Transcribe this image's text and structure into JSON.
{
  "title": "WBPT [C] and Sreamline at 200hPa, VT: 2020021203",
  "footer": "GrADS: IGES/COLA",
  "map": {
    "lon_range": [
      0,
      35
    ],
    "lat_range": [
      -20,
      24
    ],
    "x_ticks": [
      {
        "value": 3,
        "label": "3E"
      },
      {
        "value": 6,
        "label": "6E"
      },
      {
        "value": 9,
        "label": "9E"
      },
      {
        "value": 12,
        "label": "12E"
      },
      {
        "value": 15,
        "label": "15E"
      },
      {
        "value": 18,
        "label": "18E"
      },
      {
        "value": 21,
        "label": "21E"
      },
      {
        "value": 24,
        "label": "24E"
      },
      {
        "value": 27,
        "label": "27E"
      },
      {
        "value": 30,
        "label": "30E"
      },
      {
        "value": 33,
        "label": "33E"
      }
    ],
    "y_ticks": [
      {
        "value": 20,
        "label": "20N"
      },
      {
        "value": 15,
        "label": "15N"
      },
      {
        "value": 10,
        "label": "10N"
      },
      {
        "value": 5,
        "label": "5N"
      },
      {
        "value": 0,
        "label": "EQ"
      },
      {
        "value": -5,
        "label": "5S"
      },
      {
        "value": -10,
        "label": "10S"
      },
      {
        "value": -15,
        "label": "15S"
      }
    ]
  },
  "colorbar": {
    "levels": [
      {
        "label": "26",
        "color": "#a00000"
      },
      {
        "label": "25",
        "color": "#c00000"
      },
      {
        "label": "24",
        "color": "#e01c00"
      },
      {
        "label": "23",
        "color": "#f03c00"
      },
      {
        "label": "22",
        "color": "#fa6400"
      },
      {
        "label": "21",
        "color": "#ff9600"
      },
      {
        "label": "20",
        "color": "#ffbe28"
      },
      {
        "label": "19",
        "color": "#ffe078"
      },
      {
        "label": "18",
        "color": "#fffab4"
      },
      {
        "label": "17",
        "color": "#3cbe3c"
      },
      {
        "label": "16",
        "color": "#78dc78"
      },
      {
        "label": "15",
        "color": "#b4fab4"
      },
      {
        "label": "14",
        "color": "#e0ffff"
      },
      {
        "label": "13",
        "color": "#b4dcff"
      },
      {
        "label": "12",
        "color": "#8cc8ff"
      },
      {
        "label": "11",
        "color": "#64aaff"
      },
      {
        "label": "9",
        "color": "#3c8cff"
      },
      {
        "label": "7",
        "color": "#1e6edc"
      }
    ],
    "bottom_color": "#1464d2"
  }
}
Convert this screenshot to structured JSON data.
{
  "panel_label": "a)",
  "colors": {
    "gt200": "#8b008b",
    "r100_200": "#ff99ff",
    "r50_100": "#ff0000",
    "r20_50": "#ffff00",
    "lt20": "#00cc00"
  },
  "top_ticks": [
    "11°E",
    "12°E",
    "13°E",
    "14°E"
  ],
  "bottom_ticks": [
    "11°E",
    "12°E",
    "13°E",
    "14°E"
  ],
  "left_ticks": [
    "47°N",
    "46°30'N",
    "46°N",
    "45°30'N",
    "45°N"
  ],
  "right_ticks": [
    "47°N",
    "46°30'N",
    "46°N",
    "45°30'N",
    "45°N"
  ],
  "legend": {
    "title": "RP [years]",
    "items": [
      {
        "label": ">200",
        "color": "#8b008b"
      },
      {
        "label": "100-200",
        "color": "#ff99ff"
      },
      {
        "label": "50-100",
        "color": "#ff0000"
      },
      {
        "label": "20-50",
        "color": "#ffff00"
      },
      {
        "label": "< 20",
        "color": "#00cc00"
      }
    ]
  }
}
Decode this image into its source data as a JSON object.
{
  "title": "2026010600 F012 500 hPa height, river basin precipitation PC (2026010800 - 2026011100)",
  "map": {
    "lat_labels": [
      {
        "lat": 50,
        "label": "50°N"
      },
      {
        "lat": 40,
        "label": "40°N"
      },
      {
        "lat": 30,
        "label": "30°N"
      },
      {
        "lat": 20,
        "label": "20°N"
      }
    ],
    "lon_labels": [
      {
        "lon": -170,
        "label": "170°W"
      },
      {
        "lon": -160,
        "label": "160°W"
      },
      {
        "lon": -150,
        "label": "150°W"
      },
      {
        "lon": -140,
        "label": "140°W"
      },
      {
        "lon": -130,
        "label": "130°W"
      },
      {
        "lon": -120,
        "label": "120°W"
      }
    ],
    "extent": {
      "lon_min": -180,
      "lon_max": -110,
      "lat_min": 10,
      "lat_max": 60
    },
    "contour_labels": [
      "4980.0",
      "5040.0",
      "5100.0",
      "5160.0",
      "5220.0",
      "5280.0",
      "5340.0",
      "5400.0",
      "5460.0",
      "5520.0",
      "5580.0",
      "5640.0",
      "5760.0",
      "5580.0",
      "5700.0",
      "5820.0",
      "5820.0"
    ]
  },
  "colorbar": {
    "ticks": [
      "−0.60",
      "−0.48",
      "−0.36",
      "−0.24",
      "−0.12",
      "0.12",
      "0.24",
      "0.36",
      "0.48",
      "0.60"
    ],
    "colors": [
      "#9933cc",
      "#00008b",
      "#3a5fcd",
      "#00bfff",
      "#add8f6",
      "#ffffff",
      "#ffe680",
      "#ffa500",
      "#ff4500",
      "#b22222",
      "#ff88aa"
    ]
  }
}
:::::
§ **WHAT IS ASKED**
Go through the records and gather the lines that hold "JSON".

§ **WRITTEN ANSWER**
Transcribe this image's text and structure into JSON.
Convert this screenshot to structured JSON data.
Decode this image into its source data as a JSON object.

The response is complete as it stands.